[Dataset items]
** BEGIN **

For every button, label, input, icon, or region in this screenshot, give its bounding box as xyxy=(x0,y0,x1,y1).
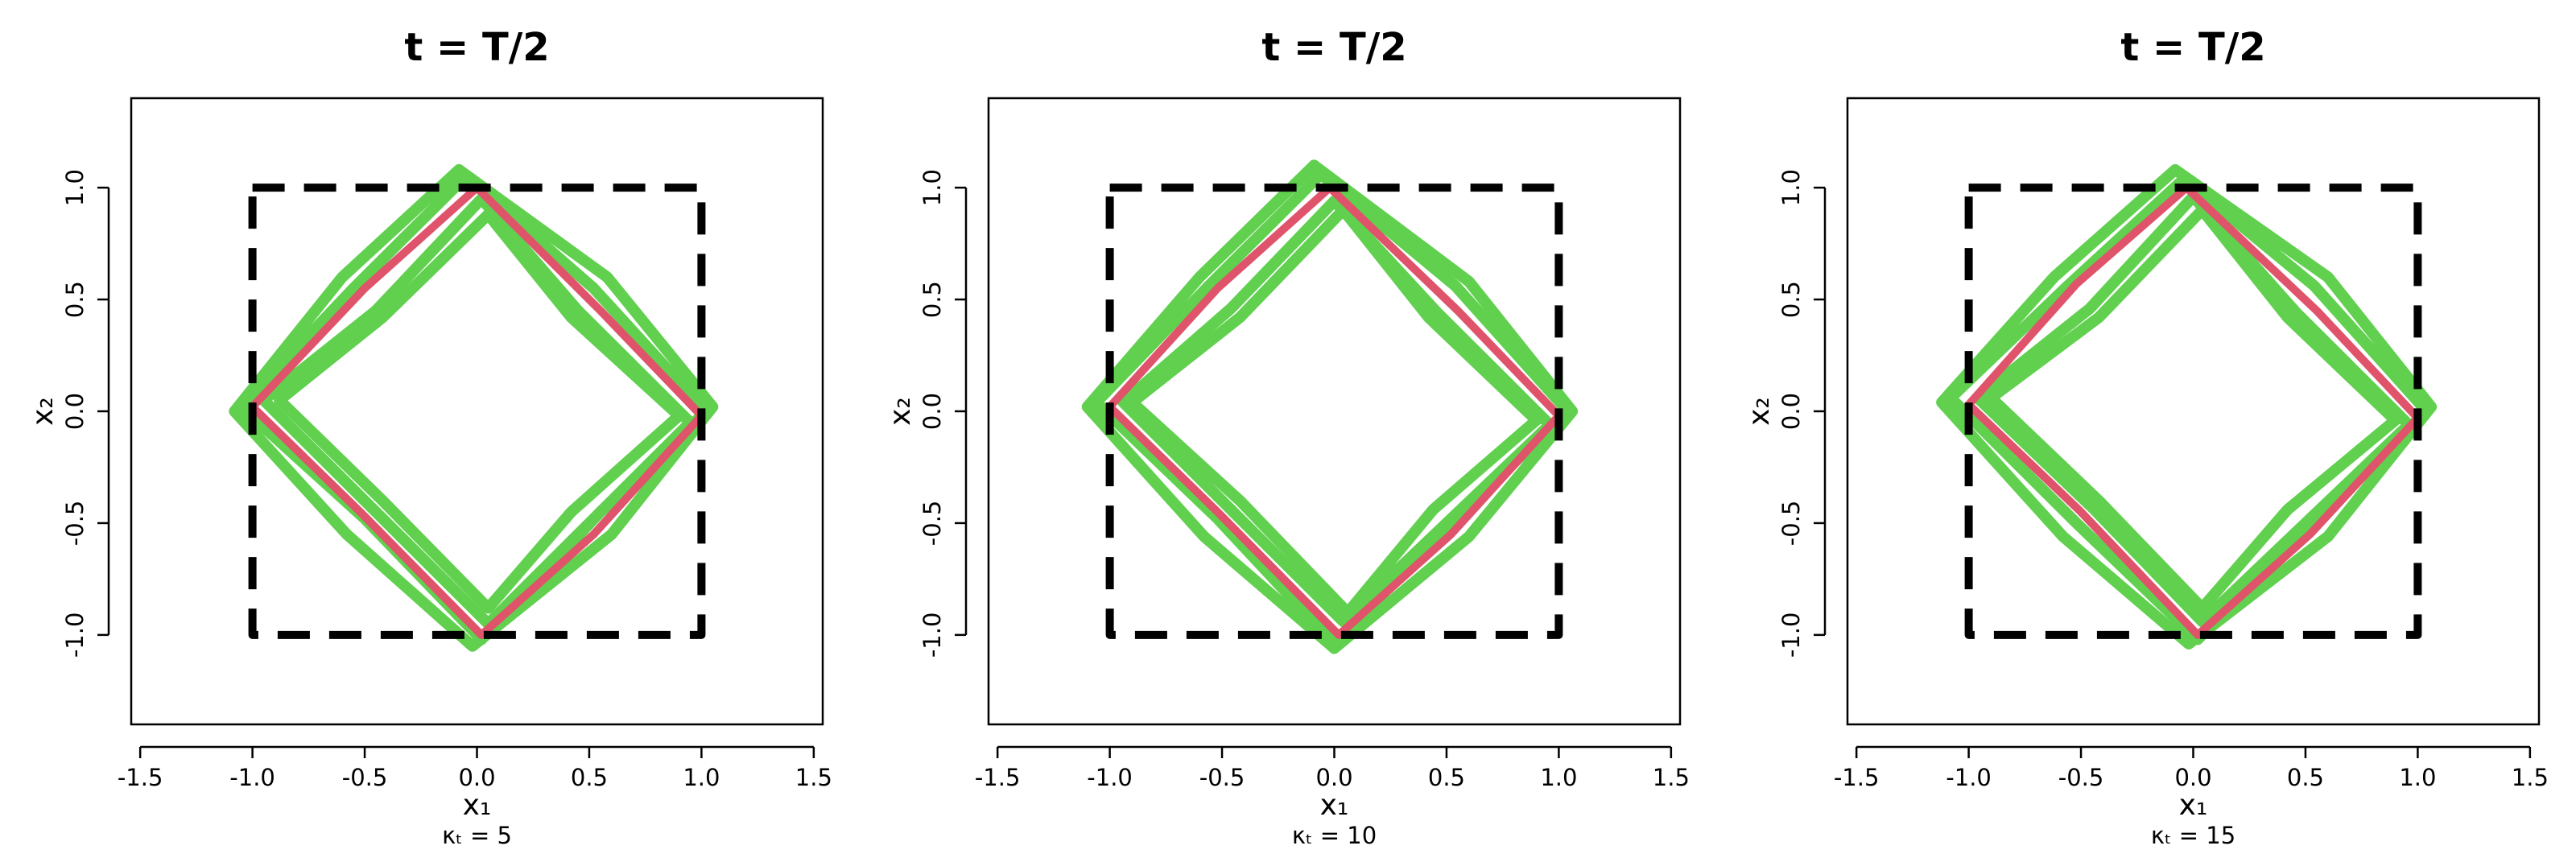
data-line xyxy=(1105,184,1563,639)
y-tick-label: 1.0 xyxy=(1777,169,1805,206)
y-tick-label: -1.0 xyxy=(61,613,89,658)
x-tick-label: -1.0 xyxy=(229,764,275,791)
data-line xyxy=(1945,173,2433,646)
y-tick-label: 0.0 xyxy=(61,393,89,430)
data-line xyxy=(1964,184,2422,639)
x-tick-label: 1.0 xyxy=(683,764,720,791)
x-tick-label: -1.5 xyxy=(975,764,1021,791)
x-tick-label: 1.5 xyxy=(795,764,832,791)
data-line xyxy=(1090,168,1574,650)
y-tick-label: 0.0 xyxy=(919,393,946,430)
x-tick-label: 1.5 xyxy=(2512,764,2549,791)
data-line xyxy=(274,208,685,614)
plot-area xyxy=(229,163,719,652)
x-tick-label: 1.5 xyxy=(1653,764,1690,791)
data-line xyxy=(248,184,706,639)
panel: t = T/2 -1.5 -1.0 -0.5 0.0 0.5 1.0 1.5 -1.0 -0.5 0… xyxy=(1743,25,2549,849)
x-tick-label: -1.0 xyxy=(1087,764,1133,791)
y-tick-label: -1.0 xyxy=(1777,613,1805,658)
y-tick-label: -0.5 xyxy=(61,501,89,547)
x-tick-label: 0.5 xyxy=(2287,764,2324,791)
plot-area xyxy=(1081,159,1579,654)
y-tick-label: -0.5 xyxy=(919,501,946,547)
x-axis-label: x₁ xyxy=(463,789,492,822)
data-line xyxy=(1126,204,1542,619)
x-axis-label: x₁ xyxy=(1320,789,1349,822)
y-tick-label: 0.0 xyxy=(1777,393,1805,430)
x-tick-label: 0.0 xyxy=(458,764,495,791)
y-tick-label: 1.0 xyxy=(919,169,946,206)
panel: t = T/2 -1.5 -1.0 -0.5 0.0 0.5 1.0 1.5 -1.0 -0.5 0… xyxy=(884,25,1690,849)
subtitle: κₜ = 15 xyxy=(2151,822,2235,849)
subtitle: κₜ = 10 xyxy=(1292,822,1377,849)
data-line xyxy=(1985,204,2401,614)
y-axis-label: x₂ xyxy=(27,397,60,426)
data-line xyxy=(1936,163,2438,650)
x-tick-label: 0.5 xyxy=(1428,764,1465,791)
panel: t = T/2 -1.5 -1.0 -0.5 0.0 0.5 1.0 1.5 -1.0 -0.5 0… xyxy=(27,25,832,849)
x-tick-label: 0.0 xyxy=(2174,764,2211,791)
data-line xyxy=(229,163,719,652)
chart-title: t = T/2 xyxy=(2120,25,2265,70)
data-line xyxy=(1971,191,2415,628)
x-tick-label: -1.0 xyxy=(1946,764,1992,791)
plot-area xyxy=(1936,163,2438,650)
x-tick-label: 1.0 xyxy=(2399,764,2436,791)
y-tick-label: 0.5 xyxy=(1777,281,1805,318)
data-line xyxy=(1964,184,2422,639)
y-axis-label: x₂ xyxy=(884,397,917,426)
x-axis-label: x₁ xyxy=(2179,789,2208,822)
data-line xyxy=(1105,184,1563,639)
y-tick-label: 0.5 xyxy=(919,281,946,318)
x-tick-label: -0.5 xyxy=(342,764,388,791)
chart-title: t = T/2 xyxy=(404,25,549,70)
subtitle: κₜ = 5 xyxy=(442,822,512,849)
plot-frame xyxy=(987,97,1682,726)
x-tick-label: 0.5 xyxy=(571,764,608,791)
chart-title: t = T/2 xyxy=(1261,25,1406,70)
y-tick-label: -1.0 xyxy=(919,613,946,658)
data-line xyxy=(248,184,706,639)
data-line xyxy=(235,171,712,646)
x-tick-label: -1.5 xyxy=(118,764,163,791)
x-tick-label: 0.0 xyxy=(1315,764,1352,791)
y-tick-label: 0.5 xyxy=(61,281,89,318)
plot-frame xyxy=(130,97,824,726)
y-axis-label: x₂ xyxy=(1743,397,1776,426)
x-tick-label: -1.5 xyxy=(1834,764,1880,791)
data-line xyxy=(258,193,696,629)
y-tick-label: 1.0 xyxy=(61,169,89,206)
x-tick-label: -0.5 xyxy=(2058,764,2104,791)
plot-frame xyxy=(1846,97,2541,726)
y-tick-label: -0.5 xyxy=(1777,501,1805,547)
x-tick-label: 1.0 xyxy=(1540,764,1577,791)
data-line xyxy=(1117,195,1556,628)
x-tick-label: -0.5 xyxy=(1199,764,1245,791)
data-line xyxy=(1081,159,1579,654)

** END **

**WORK TO BE COMPLETED**
Copy each line of the dataset items above that contains the string "plot".

**EXERCISE RESULT**
plot-area xyxy=(229,163,719,652)
plot-area xyxy=(1081,159,1579,654)
plot-area xyxy=(1936,163,2438,650)
plot-frame xyxy=(987,97,1682,726)
plot-frame xyxy=(130,97,824,726)
plot-frame xyxy=(1846,97,2541,726)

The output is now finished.